§ **MATERIAL PROVIDED**
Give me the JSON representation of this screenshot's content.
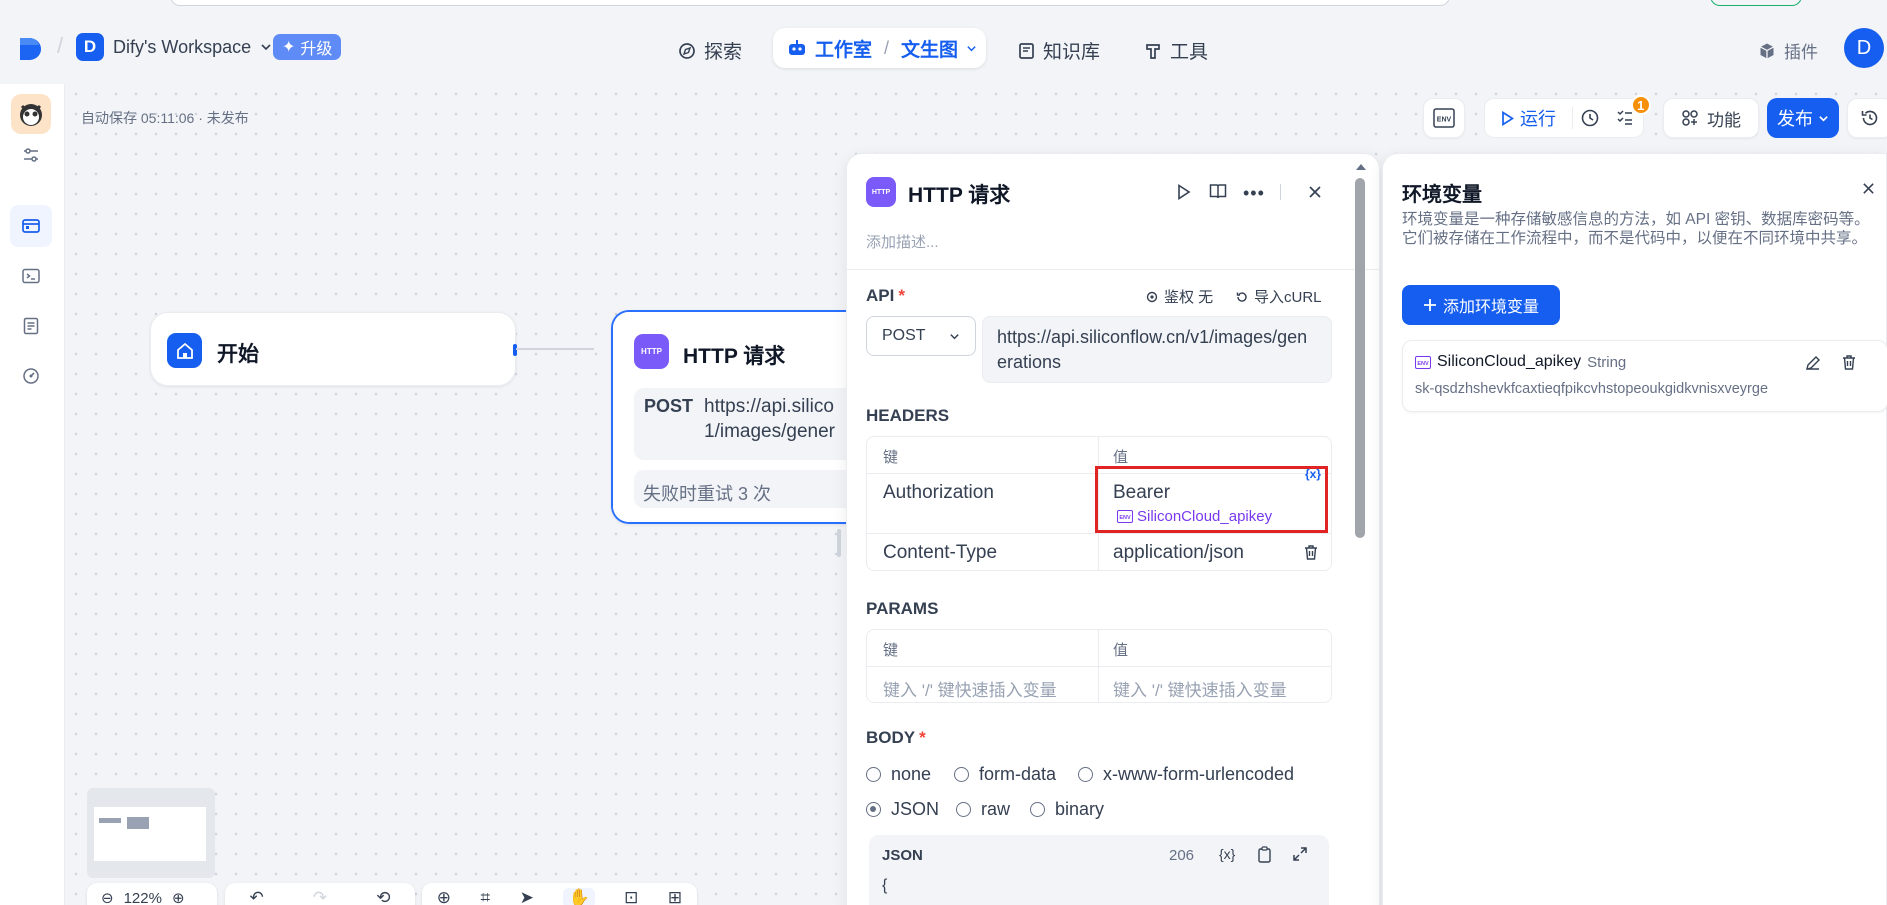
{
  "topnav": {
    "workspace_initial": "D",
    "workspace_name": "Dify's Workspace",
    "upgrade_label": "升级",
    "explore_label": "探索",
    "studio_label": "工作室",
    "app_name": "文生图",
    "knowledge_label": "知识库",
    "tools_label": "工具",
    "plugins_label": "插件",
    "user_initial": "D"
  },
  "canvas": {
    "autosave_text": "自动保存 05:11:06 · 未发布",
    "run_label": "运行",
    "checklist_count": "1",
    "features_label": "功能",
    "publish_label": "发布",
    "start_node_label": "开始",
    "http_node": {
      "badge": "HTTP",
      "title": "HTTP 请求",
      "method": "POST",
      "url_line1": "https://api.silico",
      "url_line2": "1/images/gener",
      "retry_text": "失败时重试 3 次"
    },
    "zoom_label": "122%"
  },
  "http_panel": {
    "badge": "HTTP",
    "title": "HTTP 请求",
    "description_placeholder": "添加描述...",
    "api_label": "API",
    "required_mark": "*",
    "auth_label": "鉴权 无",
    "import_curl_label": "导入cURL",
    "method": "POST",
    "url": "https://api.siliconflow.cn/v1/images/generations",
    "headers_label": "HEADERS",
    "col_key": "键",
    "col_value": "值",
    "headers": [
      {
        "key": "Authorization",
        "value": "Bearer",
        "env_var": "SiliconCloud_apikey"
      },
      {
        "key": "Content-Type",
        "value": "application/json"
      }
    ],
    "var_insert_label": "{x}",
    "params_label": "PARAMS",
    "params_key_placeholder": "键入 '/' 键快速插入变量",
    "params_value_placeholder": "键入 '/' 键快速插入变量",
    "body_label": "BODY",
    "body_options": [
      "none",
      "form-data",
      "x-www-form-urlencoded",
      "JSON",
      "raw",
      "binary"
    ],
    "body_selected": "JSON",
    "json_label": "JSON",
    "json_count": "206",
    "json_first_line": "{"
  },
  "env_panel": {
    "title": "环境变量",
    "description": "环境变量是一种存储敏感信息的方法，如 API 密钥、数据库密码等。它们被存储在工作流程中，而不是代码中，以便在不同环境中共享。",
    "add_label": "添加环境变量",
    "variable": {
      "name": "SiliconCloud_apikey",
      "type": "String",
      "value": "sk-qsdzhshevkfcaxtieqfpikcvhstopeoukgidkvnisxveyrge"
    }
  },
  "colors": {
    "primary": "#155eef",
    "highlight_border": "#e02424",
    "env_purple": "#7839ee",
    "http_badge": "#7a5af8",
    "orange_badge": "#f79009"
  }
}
* * *
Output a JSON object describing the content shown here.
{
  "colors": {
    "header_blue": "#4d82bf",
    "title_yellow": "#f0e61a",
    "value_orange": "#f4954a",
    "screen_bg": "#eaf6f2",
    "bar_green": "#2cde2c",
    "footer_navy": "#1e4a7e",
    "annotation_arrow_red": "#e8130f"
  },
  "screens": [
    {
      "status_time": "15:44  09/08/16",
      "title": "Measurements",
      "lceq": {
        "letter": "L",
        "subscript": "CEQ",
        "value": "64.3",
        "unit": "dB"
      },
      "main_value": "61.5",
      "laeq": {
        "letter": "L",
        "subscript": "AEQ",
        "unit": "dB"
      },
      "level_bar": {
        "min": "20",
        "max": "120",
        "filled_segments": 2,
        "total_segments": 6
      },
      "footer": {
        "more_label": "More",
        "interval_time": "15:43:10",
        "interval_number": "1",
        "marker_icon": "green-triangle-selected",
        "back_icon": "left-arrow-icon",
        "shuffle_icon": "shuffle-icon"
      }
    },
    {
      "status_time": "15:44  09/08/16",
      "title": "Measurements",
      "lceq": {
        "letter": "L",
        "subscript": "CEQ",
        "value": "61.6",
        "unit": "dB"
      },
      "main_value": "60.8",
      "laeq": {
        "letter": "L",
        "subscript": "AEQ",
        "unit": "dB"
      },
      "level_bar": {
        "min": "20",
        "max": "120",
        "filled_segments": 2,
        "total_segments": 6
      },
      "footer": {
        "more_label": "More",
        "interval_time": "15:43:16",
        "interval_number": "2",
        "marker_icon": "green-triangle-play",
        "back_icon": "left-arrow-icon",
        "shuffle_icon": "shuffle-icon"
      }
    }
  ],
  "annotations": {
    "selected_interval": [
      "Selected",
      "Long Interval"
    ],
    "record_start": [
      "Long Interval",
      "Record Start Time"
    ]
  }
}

§ **WRITTEN PROBLEM**
Which lines contain "键快速插入变量"? Show each of them.

§ **EXERCISE ANSWER**
    "params_key_placeholder": "键入 '/' 键快速插入变量",
    "params_value_placeholder": "键入 '/' 键快速插入变量",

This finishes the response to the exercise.